# WRITTEN REQUEST:
Copy all the material that follows, keeping every character the same.

[Raw records]
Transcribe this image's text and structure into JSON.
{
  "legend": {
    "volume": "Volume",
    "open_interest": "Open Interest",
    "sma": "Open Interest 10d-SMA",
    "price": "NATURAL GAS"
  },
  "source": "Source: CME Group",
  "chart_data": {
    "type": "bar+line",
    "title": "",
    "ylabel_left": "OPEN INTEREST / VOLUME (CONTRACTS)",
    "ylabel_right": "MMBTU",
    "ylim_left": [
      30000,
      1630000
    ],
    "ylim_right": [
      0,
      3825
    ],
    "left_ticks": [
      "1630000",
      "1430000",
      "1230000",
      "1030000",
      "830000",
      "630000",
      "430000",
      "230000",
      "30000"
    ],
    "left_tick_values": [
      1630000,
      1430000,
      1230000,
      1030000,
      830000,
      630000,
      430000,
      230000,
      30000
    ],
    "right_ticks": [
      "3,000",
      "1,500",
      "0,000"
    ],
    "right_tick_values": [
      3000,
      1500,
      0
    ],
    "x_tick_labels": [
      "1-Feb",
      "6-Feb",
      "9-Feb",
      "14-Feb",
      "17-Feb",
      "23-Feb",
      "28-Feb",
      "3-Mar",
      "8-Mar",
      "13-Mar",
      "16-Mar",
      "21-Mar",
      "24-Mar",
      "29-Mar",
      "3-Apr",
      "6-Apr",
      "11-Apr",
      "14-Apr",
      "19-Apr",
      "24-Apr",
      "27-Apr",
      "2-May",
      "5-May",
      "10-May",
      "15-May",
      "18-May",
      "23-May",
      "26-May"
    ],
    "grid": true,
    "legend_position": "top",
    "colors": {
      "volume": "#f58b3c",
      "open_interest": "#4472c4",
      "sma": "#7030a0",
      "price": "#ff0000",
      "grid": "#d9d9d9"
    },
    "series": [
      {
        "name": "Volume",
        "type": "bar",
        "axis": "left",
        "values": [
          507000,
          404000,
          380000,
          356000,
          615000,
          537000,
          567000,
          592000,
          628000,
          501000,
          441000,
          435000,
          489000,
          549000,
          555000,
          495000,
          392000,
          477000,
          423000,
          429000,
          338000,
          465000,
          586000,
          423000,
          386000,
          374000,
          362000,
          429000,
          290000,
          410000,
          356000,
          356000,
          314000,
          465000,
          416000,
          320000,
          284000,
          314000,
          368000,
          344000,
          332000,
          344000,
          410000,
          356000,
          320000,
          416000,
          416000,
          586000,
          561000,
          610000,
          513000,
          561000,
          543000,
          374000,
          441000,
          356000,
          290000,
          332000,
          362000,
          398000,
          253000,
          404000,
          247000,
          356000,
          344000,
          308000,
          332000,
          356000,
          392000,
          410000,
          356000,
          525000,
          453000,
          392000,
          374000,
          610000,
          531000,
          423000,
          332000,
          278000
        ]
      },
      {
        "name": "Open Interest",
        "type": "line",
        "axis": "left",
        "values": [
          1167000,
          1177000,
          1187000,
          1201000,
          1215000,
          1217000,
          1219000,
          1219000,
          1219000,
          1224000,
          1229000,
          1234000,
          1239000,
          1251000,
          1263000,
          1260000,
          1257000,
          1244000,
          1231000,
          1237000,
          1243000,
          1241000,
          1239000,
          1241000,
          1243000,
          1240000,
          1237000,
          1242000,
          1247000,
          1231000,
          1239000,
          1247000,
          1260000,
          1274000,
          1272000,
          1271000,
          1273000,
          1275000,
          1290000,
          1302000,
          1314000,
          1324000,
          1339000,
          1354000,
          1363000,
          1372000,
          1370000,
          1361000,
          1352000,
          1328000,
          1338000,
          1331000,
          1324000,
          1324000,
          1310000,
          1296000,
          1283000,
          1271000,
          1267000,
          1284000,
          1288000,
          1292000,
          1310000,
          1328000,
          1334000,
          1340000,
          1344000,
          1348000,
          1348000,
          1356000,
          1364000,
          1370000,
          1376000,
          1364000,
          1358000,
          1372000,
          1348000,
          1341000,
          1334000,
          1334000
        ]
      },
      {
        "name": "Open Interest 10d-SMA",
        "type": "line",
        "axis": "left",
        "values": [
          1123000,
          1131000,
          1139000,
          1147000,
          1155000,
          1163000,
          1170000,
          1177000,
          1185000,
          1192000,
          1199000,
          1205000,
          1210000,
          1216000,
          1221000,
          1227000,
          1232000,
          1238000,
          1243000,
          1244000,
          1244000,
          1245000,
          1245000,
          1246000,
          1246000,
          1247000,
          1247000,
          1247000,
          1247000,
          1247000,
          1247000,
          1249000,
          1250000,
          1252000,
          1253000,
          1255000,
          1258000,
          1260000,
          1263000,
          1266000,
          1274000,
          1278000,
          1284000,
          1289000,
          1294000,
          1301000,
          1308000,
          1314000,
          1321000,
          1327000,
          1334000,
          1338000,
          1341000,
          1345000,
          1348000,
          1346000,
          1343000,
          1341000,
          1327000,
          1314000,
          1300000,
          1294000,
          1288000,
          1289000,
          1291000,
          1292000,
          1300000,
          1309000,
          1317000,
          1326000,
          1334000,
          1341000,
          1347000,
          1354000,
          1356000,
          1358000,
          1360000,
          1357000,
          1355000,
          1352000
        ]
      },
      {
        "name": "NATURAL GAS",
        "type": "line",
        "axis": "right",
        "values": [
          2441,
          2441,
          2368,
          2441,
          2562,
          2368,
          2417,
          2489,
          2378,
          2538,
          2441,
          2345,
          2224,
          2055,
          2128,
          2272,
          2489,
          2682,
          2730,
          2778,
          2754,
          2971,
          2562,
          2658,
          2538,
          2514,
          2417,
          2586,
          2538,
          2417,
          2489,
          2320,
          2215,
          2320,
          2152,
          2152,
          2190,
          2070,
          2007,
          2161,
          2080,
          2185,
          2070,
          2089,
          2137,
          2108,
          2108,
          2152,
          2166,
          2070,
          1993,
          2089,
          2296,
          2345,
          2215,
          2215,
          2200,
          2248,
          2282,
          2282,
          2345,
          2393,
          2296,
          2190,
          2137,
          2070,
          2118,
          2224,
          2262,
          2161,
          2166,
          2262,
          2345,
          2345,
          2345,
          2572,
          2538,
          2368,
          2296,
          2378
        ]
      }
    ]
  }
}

# FINISHED ANSWER:
Transcribe this image's text and structure into JSON.
{
  "legend": {
    "volume": "Volume",
    "open_interest": "Open Interest",
    "sma": "Open Interest 10d-SMA",
    "price": "NATURAL GAS"
  },
  "source": "Source: CME Group",
  "chart_data": {
    "type": "bar+line",
    "title": "",
    "ylabel_left": "OPEN INTEREST / VOLUME (CONTRACTS)",
    "ylabel_right": "MMBTU",
    "ylim_left": [
      30000,
      1630000
    ],
    "ylim_right": [
      0,
      3825
    ],
    "left_ticks": [
      "1630000",
      "1430000",
      "1230000",
      "1030000",
      "830000",
      "630000",
      "430000",
      "230000",
      "30000"
    ],
    "left_tick_values": [
      1630000,
      1430000,
      1230000,
      1030000,
      830000,
      630000,
      430000,
      230000,
      30000
    ],
    "right_ticks": [
      "3,000",
      "1,500",
      "0,000"
    ],
    "right_tick_values": [
      3000,
      1500,
      0
    ],
    "x_tick_labels": [
      "1-Feb",
      "6-Feb",
      "9-Feb",
      "14-Feb",
      "17-Feb",
      "23-Feb",
      "28-Feb",
      "3-Mar",
      "8-Mar",
      "13-Mar",
      "16-Mar",
      "21-Mar",
      "24-Mar",
      "29-Mar",
      "3-Apr",
      "6-Apr",
      "11-Apr",
      "14-Apr",
      "19-Apr",
      "24-Apr",
      "27-Apr",
      "2-May",
      "5-May",
      "10-May",
      "15-May",
      "18-May",
      "23-May",
      "26-May"
    ],
    "grid": true,
    "legend_position": "top",
    "colors": {
      "volume": "#f58b3c",
      "open_interest": "#4472c4",
      "sma": "#7030a0",
      "price": "#ff0000",
      "grid": "#d9d9d9"
    },
    "series": [
      {
        "name": "Volume",
        "type": "bar",
        "axis": "left",
        "values": [
          507000,
          404000,
          380000,
          356000,
          615000,
          537000,
          567000,
          592000,
          628000,
          501000,
          441000,
          435000,
          489000,
          549000,
          555000,
          495000,
          392000,
          477000,
          423000,
          429000,
          338000,
          465000,
          586000,
          423000,
          386000,
          374000,
          362000,
          429000,
          290000,
          410000,
          356000,
          356000,
          314000,
          465000,
          416000,
          320000,
          284000,
          314000,
          368000,
          344000,
          332000,
          344000,
          410000,
          356000,
          320000,
          416000,
          416000,
          586000,
          561000,
          610000,
          513000,
          561000,
          543000,
          374000,
          441000,
          356000,
          290000,
          332000,
          362000,
          398000,
          253000,
          404000,
          247000,
          356000,
          344000,
          308000,
          332000,
          356000,
          392000,
          410000,
          356000,
          525000,
          453000,
          392000,
          374000,
          610000,
          531000,
          423000,
          332000,
          278000
        ]
      },
      {
        "name": "Open Interest",
        "type": "line",
        "axis": "left",
        "values": [
          1167000,
          1177000,
          1187000,
          1201000,
          1215000,
          1217000,
          1219000,
          1219000,
          1219000,
          1224000,
          1229000,
          1234000,
          1239000,
          1251000,
          1263000,
          1260000,
          1257000,
          1244000,
          1231000,
          1237000,
          1243000,
          1241000,
          1239000,
          1241000,
          1243000,
          1240000,
          1237000,
          1242000,
          1247000,
          1231000,
          1239000,
          1247000,
          1260000,
          1274000,
          1272000,
          1271000,
          1273000,
          1275000,
          1290000,
          1302000,
          1314000,
          1324000,
          1339000,
          1354000,
          1363000,
          1372000,
          1370000,
          1361000,
          1352000,
          1328000,
          1338000,
          1331000,
          1324000,
          1324000,
          1310000,
          1296000,
          1283000,
          1271000,
          1267000,
          1284000,
          1288000,
          1292000,
          1310000,
          1328000,
          1334000,
          1340000,
          1344000,
          1348000,
          1348000,
          1356000,
          1364000,
          1370000,
          1376000,
          1364000,
          1358000,
          1372000,
          1348000,
          1341000,
          1334000,
          1334000
        ]
      },
      {
        "name": "Open Interest 10d-SMA",
        "type": "line",
        "axis": "left",
        "values": [
          1123000,
          1131000,
          1139000,
          1147000,
          1155000,
          1163000,
          1170000,
          1177000,
          1185000,
          1192000,
          1199000,
          1205000,
          1210000,
          1216000,
          1221000,
          1227000,
          1232000,
          1238000,
          1243000,
          1244000,
          1244000,
          1245000,
          1245000,
          1246000,
          1246000,
          1247000,
          1247000,
          1247000,
          1247000,
          1247000,
          1247000,
          1249000,
          1250000,
          1252000,
          1253000,
          1255000,
          1258000,
          1260000,
          1263000,
          1266000,
          1274000,
          1278000,
          1284000,
          1289000,
          1294000,
          1301000,
          1308000,
          1314000,
          1321000,
          1327000,
          1334000,
          1338000,
          1341000,
          1345000,
          1348000,
          1346000,
          1343000,
          1341000,
          1327000,
          1314000,
          1300000,
          1294000,
          1288000,
          1289000,
          1291000,
          1292000,
          1300000,
          1309000,
          1317000,
          1326000,
          1334000,
          1341000,
          1347000,
          1354000,
          1356000,
          1358000,
          1360000,
          1357000,
          1355000,
          1352000
        ]
      },
      {
        "name": "NATURAL GAS",
        "type": "line",
        "axis": "right",
        "values": [
          2441,
          2441,
          2368,
          2441,
          2562,
          2368,
          2417,
          2489,
          2378,
          2538,
          2441,
          2345,
          2224,
          2055,
          2128,
          2272,
          2489,
          2682,
          2730,
          2778,
          2754,
          2971,
          2562,
          2658,
          2538,
          2514,
          2417,
          2586,
          2538,
          2417,
          2489,
          2320,
          2215,
          2320,
          2152,
          2152,
          2190,
          2070,
          2007,
          2161,
          2080,
          2185,
          2070,
          2089,
          2137,
          2108,
          2108,
          2152,
          2166,
          2070,
          1993,
          2089,
          2296,
          2345,
          2215,
          2215,
          2200,
          2248,
          2282,
          2282,
          2345,
          2393,
          2296,
          2190,
          2137,
          2070,
          2118,
          2224,
          2262,
          2161,
          2166,
          2262,
          2345,
          2345,
          2345,
          2572,
          2538,
          2368,
          2296,
          2378
        ]
      }
    ]
  }
}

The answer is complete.